Wednesday, February 27, 2013

Less game than "Sophie's Choice"

(I will stop doing this, but: recommended soundtrack for this post, Alan Partridge-style:)




For those of you looking for information about Turkish burial customs, this is probably going to be one to skip.

So: those of you who know me well know that, in 2001, I was chosen by the United Nations Educational, Scientific and Cultural Organization (UNESCO) as the World's Least Successful Heterosexual. (And, for those of you who point out that I've been making this same joke for a while, I say: it was quite an honor.) Anyway, although I generally try not to make this the exclusive topic of my conversation--anymore--I do occasionally so distinguish myself in such a way that I feel I should share it with a wider public.

The semi-screenplay version: the local hipermarket. Vegetable-weighing counter. An attractive young person says "Michael!" I look confused. "We met at the American embassy thing!"

Ah, yes--the embassy thing! I remember vaguely. But an attractive person is saying hello to me. So, naturally, my instincts run in two directions. Firstly direction: I say, pompously, "remind me again what department you work in?" Such a charming thing to say! Not at all like I was raised on a woman-less ice floe! Bear in mind that I have no idea what this person's name is, so I decide to relate things back to work, like the charmless drone that I am.

But! I get an answer! This conversation could continue!

Obviously--obviously, even--this cannot be allowed to happen. So, instinctively, through some long-dead lizard-brain instinct, I say "Well, nice to see you again!" as though she had just announced that, since she had stopped taking her pills, she could taste Jesus when she saw clouds. I shut things down like Seal Team 6. And then I wander the hell off, rudely--that Coca Cola Light isn't going to buy itself, apparently. I then spend the next few minutes sadly watching this person wander around the store, before she--to paraphrase my rnb doppleganger, Ne-Yo--faded into the background. There was no further meet-cute opportunity. I was left to my shame and sparkling water.

Anyway, another day in the life.

Friday, February 22, 2013

Some last days of disco

(Belated soundtrack for this post...)

So, this is actually some months ago, but nevertheless a little vignette of Turkish life.

My beneficent employer is built into the side of a hill. When I'm completely well and organized enough to be on time, this is great: I have a thirty-minute walk up a hill every morning, and a lovely view when I get there. Were you here to cup my vigorous thighs, you would be impressed.

Towards the end of last semester, however, I was shamefully running late to a class--we're talking a 1:20 departure for a 1:40 class, something not really ideal in the physical universe in which we live. The sad truth is, reader, that I had to use one of the ubiquitous university cabs to ferry me up the side of what I just actually wrote as "the side of the mountain." (It is not a mountain--it is a small hill. Nevertheless.)

Speaking of commanding heights, I've mentioned before the extent of my Turkish skills, which were actually quite a bit worse back then. To add to the fun, I instinctively seem to look foreign to most Turkish people. From my cabdriver, I heard what I also hear from, say, mall security guards, bus drivers, random people in the street, etc.: "Where are you from?" Which is a perfectly nice, welcoming sort of thing to say--I'm not complaining about that, or at least about the spirit behind it. I will say that after a few months, one does sort of begin to feel rather more exotic than one probably should feel, given (as I've mentioned before) how close one lives to a Dockers store.

------------------------------------------------------------

Written request 1:
Answer these questions about the blog post:
(a) In what year was the author named the World's Least Successful Heterosexual?
(b) Where had the young person in the hipermarket met the author?
(c) How long is the author's morning walk up the hill?
Written request 2:
Resume the blog post about life in Turkey after its last sentence, keeping its voice and the cab ride up the hill.

Excerpt from a dataset:
------------------------------------------------------------

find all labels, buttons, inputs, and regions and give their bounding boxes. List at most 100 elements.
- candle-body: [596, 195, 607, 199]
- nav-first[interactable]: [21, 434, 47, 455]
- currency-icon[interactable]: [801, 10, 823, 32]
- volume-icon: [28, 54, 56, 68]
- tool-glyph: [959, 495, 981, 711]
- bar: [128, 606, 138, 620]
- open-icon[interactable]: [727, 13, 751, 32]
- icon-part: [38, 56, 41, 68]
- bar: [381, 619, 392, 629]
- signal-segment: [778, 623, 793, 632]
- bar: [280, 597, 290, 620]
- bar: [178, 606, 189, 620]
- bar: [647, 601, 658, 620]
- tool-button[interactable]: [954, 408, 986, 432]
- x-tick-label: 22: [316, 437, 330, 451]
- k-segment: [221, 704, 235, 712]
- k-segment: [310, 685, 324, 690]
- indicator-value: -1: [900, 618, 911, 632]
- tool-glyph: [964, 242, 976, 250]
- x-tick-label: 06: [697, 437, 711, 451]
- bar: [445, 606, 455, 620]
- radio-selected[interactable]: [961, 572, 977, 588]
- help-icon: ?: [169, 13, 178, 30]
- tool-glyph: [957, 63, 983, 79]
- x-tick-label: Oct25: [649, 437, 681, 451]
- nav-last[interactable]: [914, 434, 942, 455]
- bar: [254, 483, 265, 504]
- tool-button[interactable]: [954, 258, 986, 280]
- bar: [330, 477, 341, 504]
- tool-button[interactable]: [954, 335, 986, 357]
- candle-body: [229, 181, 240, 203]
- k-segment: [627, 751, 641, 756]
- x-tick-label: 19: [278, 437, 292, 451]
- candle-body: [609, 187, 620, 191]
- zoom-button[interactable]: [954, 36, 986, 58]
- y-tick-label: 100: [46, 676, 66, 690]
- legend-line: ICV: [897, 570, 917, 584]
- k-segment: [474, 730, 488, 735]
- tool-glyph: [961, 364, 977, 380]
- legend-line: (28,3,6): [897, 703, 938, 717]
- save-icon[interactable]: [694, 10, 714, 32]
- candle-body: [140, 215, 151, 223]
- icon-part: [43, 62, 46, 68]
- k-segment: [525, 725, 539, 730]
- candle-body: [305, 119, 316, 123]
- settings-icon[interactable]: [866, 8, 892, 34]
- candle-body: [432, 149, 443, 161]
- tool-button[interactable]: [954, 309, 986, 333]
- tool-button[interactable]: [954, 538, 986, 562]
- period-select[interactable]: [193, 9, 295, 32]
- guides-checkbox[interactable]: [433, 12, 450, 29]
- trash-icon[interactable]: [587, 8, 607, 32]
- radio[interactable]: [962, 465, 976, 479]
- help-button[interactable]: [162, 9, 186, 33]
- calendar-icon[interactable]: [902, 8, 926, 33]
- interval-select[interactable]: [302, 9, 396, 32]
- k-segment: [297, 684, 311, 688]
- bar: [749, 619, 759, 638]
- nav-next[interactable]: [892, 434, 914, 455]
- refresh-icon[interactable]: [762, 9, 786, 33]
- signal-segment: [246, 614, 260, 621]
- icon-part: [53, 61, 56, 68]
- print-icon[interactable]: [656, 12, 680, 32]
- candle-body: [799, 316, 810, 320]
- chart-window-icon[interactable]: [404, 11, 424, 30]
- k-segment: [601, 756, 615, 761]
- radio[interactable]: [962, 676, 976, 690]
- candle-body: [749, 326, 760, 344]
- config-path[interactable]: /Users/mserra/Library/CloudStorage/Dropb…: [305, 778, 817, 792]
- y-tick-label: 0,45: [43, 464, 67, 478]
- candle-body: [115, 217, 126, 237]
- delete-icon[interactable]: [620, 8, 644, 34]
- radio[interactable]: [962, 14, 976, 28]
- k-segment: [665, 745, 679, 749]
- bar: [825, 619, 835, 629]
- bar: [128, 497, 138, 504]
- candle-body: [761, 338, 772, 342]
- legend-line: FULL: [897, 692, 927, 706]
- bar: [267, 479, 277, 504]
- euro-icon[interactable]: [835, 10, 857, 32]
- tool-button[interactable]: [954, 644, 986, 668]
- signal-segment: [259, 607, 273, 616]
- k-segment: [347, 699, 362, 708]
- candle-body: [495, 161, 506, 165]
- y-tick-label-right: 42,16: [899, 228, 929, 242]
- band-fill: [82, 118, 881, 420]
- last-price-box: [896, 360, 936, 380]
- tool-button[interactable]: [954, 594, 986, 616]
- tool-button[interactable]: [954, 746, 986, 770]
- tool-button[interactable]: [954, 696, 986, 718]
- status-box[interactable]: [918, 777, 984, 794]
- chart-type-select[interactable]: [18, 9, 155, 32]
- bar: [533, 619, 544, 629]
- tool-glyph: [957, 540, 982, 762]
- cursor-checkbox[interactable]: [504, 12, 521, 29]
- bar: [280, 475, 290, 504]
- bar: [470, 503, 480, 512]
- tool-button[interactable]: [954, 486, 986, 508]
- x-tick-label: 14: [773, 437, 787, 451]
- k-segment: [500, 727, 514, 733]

------------------------------------------------------------

Task output 1:
(a) 2001
(b) At the American embassy thing
(c) Thirty minutes

Task output 2:
Now, at this point, I didn't speak very much Turkish at all--I couldn't even properly say "Kanadalıyım," a very basic way of saying "I am Canadian." (I'll practice my Turkish, possibly making a grammatical error, and inform you that saying "Kanada'dan geliyorum" would also be acceptable--although that means "I am coming from Canada." Additional verb tenses as lessons permit.) So it took me a couple of tries even to establish that I was from Canada ("Canada. Canada! Canada?"), of which my driver approved. We were, even on our short trip, deep in smile-and-nod territory. But I was trying to be friendly, and he was trying to be friendly, and we were nearly 1/3 of the way up the hill. This could be a successful social outing!

This, unfortunately, is where my driver chose to give me his opinion of our students--specifically, our female students. "Sexy," he informed me. "Disco party." His facial expression indicated that he imagined I was a regular attendee at said parties, lithe nubiles draping my arms.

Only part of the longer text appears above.